▸ **Aim of the exercise**
Print each of the entries exactly, leaving nothing out.

--- begin Task inputs ---

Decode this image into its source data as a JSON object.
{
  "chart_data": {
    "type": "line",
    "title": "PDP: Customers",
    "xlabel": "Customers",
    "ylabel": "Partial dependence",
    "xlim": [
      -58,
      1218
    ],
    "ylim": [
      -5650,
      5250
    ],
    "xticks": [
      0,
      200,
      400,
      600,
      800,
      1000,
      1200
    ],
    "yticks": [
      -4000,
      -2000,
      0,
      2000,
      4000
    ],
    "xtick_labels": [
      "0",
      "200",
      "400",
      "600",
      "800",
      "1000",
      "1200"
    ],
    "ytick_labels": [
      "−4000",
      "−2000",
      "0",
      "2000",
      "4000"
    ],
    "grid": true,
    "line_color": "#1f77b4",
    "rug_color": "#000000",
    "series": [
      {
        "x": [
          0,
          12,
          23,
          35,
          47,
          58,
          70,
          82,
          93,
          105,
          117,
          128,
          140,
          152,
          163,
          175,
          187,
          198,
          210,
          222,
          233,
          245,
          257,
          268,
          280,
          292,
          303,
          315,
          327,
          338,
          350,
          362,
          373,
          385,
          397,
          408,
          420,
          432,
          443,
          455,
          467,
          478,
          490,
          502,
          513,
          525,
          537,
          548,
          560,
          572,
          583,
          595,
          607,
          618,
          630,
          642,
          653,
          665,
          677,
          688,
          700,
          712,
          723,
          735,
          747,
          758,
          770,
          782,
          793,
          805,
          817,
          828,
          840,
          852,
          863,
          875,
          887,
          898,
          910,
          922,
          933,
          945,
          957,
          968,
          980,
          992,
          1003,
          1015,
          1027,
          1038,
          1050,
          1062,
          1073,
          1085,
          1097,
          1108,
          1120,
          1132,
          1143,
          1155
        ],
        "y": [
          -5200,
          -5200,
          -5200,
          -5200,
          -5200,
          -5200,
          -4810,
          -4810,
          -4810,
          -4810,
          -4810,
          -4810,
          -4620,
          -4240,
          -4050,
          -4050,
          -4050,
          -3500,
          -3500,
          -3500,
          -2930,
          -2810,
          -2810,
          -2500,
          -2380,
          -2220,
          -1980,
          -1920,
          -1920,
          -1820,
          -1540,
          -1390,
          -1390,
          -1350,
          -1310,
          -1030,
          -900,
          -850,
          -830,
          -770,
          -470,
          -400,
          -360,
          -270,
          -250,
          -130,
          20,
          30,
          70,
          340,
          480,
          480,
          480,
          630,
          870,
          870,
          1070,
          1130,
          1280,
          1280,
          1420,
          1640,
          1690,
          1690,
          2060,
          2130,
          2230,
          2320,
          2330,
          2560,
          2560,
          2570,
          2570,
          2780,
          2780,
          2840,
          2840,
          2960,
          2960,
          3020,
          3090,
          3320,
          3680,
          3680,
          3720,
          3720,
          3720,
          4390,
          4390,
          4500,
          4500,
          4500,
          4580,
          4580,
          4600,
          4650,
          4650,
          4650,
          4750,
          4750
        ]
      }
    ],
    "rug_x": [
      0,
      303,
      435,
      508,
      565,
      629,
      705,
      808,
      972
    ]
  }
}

--- end Task inputs ---

▸ **Correct answer**
Decode this image into its source data as a JSON object.
{
  "chart_data": {
    "type": "line",
    "title": "PDP: Customers",
    "xlabel": "Customers",
    "ylabel": "Partial dependence",
    "xlim": [
      -58,
      1218
    ],
    "ylim": [
      -5650,
      5250
    ],
    "xticks": [
      0,
      200,
      400,
      600,
      800,
      1000,
      1200
    ],
    "yticks": [
      -4000,
      -2000,
      0,
      2000,
      4000
    ],
    "xtick_labels": [
      "0",
      "200",
      "400",
      "600",
      "800",
      "1000",
      "1200"
    ],
    "ytick_labels": [
      "−4000",
      "−2000",
      "0",
      "2000",
      "4000"
    ],
    "grid": true,
    "line_color": "#1f77b4",
    "rug_color": "#000000",
    "series": [
      {
        "x": [
          0,
          12,
          23,
          35,
          47,
          58,
          70,
          82,
          93,
          105,
          117,
          128,
          140,
          152,
          163,
          175,
          187,
          198,
          210,
          222,
          233,
          245,
          257,
          268,
          280,
          292,
          303,
          315,
          327,
          338,
          350,
          362,
          373,
          385,
          397,
          408,
          420,
          432,
          443,
          455,
          467,
          478,
          490,
          502,
          513,
          525,
          537,
          548,
          560,
          572,
          583,
          595,
          607,
          618,
          630,
          642,
          653,
          665,
          677,
          688,
          700,
          712,
          723,
          735,
          747,
          758,
          770,
          782,
          793,
          805,
          817,
          828,
          840,
          852,
          863,
          875,
          887,
          898,
          910,
          922,
          933,
          945,
          957,
          968,
          980,
          992,
          1003,
          1015,
          1027,
          1038,
          1050,
          1062,
          1073,
          1085,
          1097,
          1108,
          1120,
          1132,
          1143,
          1155
        ],
        "y": [
          -5200,
          -5200,
          -5200,
          -5200,
          -5200,
          -5200,
          -4810,
          -4810,
          -4810,
          -4810,
          -4810,
          -4810,
          -4620,
          -4240,
          -4050,
          -4050,
          -4050,
          -3500,
          -3500,
          -3500,
          -2930,
          -2810,
          -2810,
          -2500,
          -2380,
          -2220,
          -1980,
          -1920,
          -1920,
          -1820,
          -1540,
          -1390,
          -1390,
          -1350,
          -1310,
          -1030,
          -900,
          -850,
          -830,
          -770,
          -470,
          -400,
          -360,
          -270,
          -250,
          -130,
          20,
          30,
          70,
          340,
          480,
          480,
          480,
          630,
          870,
          870,
          1070,
          1130,
          1280,
          1280,
          1420,
          1640,
          1690,
          1690,
          2060,
          2130,
          2230,
          2320,
          2330,
          2560,
          2560,
          2570,
          2570,
          2780,
          2780,
          2840,
          2840,
          2960,
          2960,
          3020,
          3090,
          3320,
          3680,
          3680,
          3720,
          3720,
          3720,
          4390,
          4390,
          4500,
          4500,
          4500,
          4580,
          4580,
          4600,
          4650,
          4650,
          4650,
          4750,
          4750
        ]
      }
    ],
    "rug_x": [
      0,
      303,
      435,
      508,
      565,
      629,
      705,
      808,
      972
    ]
  }
}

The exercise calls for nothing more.